### [Problem to solve]
Write out the entries below once more, exactly, with the pictures left out.
§ §
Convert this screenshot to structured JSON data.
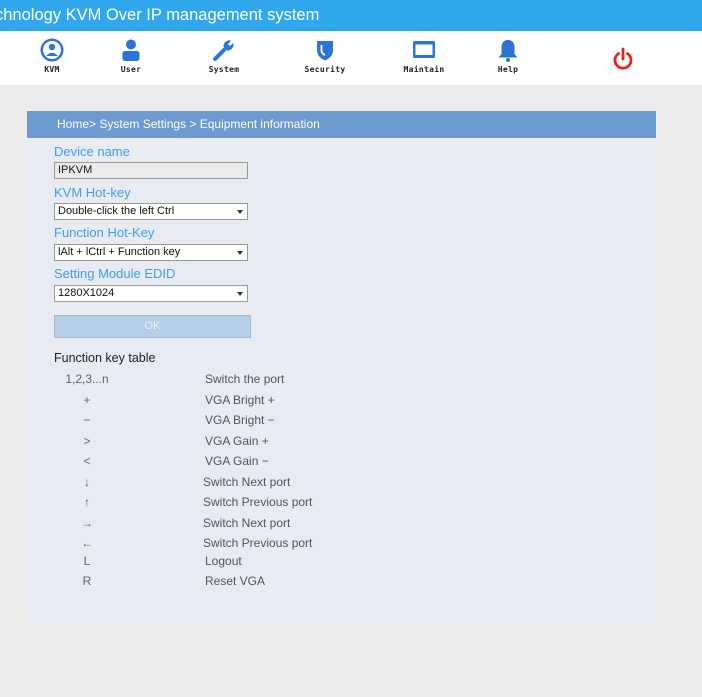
{
  "window": {
    "title": "chnology KVM Over IP management system"
  },
  "nav": {
    "items": [
      {
        "label": "KVM",
        "icon": "kvm-icon"
      },
      {
        "label": "User",
        "icon": "user-icon"
      },
      {
        "label": "System",
        "icon": "wrench-icon"
      },
      {
        "label": "Security",
        "icon": "shield-icon"
      },
      {
        "label": "Maintain",
        "icon": "monitor-icon"
      },
      {
        "label": "Help",
        "icon": "bell-icon"
      }
    ],
    "power_icon": "power-icon"
  },
  "breadcrumb": "Home> System Settings > Equipment information",
  "form": {
    "device_name_label": "Device name",
    "device_name_value": "IPKVM",
    "kvm_hotkey_label": "KVM Hot-key",
    "kvm_hotkey_value": "Double-click the left Ctrl",
    "function_hotkey_label": "Function Hot-Key",
    "function_hotkey_value": "lAlt + lCtrl + Function key",
    "edid_label": "Setting Module EDID",
    "edid_value": "1280X1024",
    "ok_label": "OK"
  },
  "function_keys": {
    "title": "Function key table",
    "rows": [
      {
        "key": "1,2,3...n",
        "desc": "Switch the port"
      },
      {
        "key": "+",
        "desc": "VGA Bright +"
      },
      {
        "key": "−",
        "desc": "VGA Bright −"
      },
      {
        "key": ">",
        "desc": "VGA Gain +"
      },
      {
        "key": "<",
        "desc": "VGA Gain −"
      },
      {
        "key": "↓",
        "desc": "Switch Next port"
      },
      {
        "key": "↑",
        "desc": "Switch Previous port"
      },
      {
        "key": "→",
        "desc": "Switch Next port"
      },
      {
        "key": "←",
        "desc": "Switch Previous port"
      },
      {
        "key": "L",
        "desc": "Logout"
      },
      {
        "key": "R",
        "desc": "Reset VGA"
      }
    ]
  },
  "colors": {
    "title_bar": "#31a8ee",
    "nav_icon": "#2d74d8",
    "power": "#e3261b",
    "panel_header": "#6d9ad0",
    "field_label": "#3d9fe8",
    "panel_bg": "#e9ebf3"
  }
}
§ §
### [Solution to the problem]
Convert this screenshot to structured JSON data.
{
  "window": {
    "title": "chnology KVM Over IP management system"
  },
  "nav": {
    "items": [
      {
        "label": "KVM",
        "icon": "kvm-icon"
      },
      {
        "label": "User",
        "icon": "user-icon"
      },
      {
        "label": "System",
        "icon": "wrench-icon"
      },
      {
        "label": "Security",
        "icon": "shield-icon"
      },
      {
        "label": "Maintain",
        "icon": "monitor-icon"
      },
      {
        "label": "Help",
        "icon": "bell-icon"
      }
    ],
    "power_icon": "power-icon"
  },
  "breadcrumb": "Home> System Settings > Equipment information",
  "form": {
    "device_name_label": "Device name",
    "device_name_value": "IPKVM",
    "kvm_hotkey_label": "KVM Hot-key",
    "kvm_hotkey_value": "Double-click the left Ctrl",
    "function_hotkey_label": "Function Hot-Key",
    "function_hotkey_value": "lAlt + lCtrl + Function key",
    "edid_label": "Setting Module EDID",
    "edid_value": "1280X1024",
    "ok_label": "OK"
  },
  "function_keys": {
    "title": "Function key table",
    "rows": [
      {
        "key": "1,2,3...n",
        "desc": "Switch the port"
      },
      {
        "key": "+",
        "desc": "VGA Bright +"
      },
      {
        "key": "−",
        "desc": "VGA Bright −"
      },
      {
        "key": ">",
        "desc": "VGA Gain +"
      },
      {
        "key": "<",
        "desc": "VGA Gain −"
      },
      {
        "key": "↓",
        "desc": "Switch Next port"
      },
      {
        "key": "↑",
        "desc": "Switch Previous port"
      },
      {
        "key": "→",
        "desc": "Switch Next port"
      },
      {
        "key": "←",
        "desc": "Switch Previous port"
      },
      {
        "key": "L",
        "desc": "Logout"
      },
      {
        "key": "R",
        "desc": "Reset VGA"
      }
    ]
  },
  "colors": {
    "title_bar": "#31a8ee",
    "nav_icon": "#2d74d8",
    "power": "#e3261b",
    "panel_header": "#6d9ad0",
    "field_label": "#3d9fe8",
    "panel_bg": "#e9ebf3"
  }
}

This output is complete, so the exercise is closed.